Exercise objective:
Write out everything in the Pig mailing-list thread from "Copy link to" down to "by this realization.", word for word.

Home | About | Sematext search-lucene.com search-hadoop.com
NEW: Monitor These Apps!
elasticsearch, apache solr, apache hbase, hadoop, redis, casssandra, amazon cloudwatch, mysql, memcached, apache kafka, apache zookeeper, apache storm, ubuntu, centOS, red hat, debian, puppet labs, java, senseiDB
 Search Hadoop and all its subprojects:

Switch to Threaded View
Pig >> mail # user >> COUNT() thinks non-null tuples are null if the first field is null?


Copy link to this message
-
Re: COUNT() thinks non-null tuples are null if the first field is null?
Sorry, correcting an imprecision here--field1 is the first field of the
records that have been grouped; that it's the first field in the key is
nonessential. So basically *any* group/count that I have done in the past
could have been dropping records because the first field happened to be
something I didn't care about at the time that could be null. I am
distressed by this realization.

Data for analysis:
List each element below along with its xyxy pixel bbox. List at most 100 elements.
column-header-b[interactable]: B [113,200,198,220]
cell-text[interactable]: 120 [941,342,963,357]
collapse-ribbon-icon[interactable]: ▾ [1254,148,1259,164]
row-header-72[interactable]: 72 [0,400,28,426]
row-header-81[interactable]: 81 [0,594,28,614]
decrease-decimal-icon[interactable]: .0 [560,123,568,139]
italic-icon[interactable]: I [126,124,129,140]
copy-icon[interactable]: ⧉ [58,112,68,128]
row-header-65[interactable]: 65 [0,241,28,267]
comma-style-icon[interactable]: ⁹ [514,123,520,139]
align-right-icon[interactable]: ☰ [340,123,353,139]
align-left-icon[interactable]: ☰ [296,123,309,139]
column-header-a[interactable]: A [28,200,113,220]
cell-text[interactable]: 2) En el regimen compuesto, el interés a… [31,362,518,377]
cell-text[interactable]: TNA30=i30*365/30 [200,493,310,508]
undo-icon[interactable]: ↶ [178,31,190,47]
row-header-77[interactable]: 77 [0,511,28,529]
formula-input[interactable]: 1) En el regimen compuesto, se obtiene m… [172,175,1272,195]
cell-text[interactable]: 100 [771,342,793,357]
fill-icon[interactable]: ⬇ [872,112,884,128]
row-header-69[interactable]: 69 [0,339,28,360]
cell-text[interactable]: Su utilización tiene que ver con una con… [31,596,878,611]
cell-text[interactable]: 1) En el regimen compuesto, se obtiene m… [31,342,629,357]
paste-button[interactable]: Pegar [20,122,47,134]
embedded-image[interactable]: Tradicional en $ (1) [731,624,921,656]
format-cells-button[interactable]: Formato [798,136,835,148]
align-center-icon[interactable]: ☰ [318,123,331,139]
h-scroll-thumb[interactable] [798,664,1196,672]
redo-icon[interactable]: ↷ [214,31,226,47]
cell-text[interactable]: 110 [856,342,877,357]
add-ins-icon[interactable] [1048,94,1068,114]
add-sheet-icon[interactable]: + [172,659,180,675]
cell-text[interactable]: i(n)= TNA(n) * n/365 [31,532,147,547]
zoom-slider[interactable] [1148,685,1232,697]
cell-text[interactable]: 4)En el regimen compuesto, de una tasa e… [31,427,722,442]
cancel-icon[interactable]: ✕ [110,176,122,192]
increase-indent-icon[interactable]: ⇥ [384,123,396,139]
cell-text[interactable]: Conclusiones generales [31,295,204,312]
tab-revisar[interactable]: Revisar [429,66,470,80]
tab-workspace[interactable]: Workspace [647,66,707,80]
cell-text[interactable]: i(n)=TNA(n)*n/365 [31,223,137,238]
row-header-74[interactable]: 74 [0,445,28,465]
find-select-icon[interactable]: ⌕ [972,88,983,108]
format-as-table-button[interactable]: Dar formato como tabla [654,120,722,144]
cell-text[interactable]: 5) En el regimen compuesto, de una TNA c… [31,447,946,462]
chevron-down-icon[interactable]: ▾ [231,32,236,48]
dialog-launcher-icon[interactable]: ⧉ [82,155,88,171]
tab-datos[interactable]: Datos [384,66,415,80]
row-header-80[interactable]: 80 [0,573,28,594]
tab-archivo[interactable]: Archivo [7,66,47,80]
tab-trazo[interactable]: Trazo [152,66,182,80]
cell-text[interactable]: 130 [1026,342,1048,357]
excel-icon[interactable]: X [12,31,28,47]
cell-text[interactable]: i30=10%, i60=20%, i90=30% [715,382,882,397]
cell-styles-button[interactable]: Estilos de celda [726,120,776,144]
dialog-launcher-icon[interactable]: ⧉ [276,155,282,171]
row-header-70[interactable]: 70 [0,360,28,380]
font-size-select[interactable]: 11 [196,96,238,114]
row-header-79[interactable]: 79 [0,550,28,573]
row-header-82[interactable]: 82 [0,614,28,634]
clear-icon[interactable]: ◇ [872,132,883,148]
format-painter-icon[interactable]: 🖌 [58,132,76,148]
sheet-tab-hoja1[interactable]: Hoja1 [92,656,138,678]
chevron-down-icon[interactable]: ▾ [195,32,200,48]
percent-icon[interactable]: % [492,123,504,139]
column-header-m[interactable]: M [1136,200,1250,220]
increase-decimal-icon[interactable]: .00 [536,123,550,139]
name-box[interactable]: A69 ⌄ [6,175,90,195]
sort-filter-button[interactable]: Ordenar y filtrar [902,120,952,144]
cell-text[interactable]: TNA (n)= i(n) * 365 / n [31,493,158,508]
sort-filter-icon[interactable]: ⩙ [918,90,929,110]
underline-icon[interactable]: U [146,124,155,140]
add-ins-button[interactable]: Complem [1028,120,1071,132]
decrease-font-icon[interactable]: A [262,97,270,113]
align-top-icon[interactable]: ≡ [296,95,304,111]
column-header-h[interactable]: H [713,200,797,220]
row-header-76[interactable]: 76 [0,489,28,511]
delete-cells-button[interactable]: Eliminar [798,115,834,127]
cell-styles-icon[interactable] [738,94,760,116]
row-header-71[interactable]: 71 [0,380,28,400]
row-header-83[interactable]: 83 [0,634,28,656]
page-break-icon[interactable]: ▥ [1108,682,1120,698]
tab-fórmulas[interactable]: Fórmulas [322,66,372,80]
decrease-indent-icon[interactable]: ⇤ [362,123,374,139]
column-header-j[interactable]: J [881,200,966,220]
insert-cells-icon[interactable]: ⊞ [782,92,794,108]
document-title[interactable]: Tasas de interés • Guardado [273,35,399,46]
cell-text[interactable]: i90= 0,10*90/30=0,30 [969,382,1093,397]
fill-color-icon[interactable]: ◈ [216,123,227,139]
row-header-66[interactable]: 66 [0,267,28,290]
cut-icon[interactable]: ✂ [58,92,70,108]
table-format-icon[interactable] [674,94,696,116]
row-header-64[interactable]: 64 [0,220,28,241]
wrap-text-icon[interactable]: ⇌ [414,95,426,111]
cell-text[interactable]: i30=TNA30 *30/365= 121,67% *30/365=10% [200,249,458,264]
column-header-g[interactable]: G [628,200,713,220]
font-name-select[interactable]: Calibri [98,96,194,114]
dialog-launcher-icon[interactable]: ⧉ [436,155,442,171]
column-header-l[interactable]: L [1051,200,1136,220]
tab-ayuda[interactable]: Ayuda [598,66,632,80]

Exercise response:
Copy link to this message
-
Re: COUNT() thinks non-null tuples are null if the first field is null?
Sorry, correcting an imprecision here--field1 is the first field of the
records that have been grouped; that it's the first field in the key is
nonessential. So basically *any* group/count that I have done in the past
could have been dropping records because the first field happened to be
something I didn't care about at the time that could be null. I am
distressed by this realization.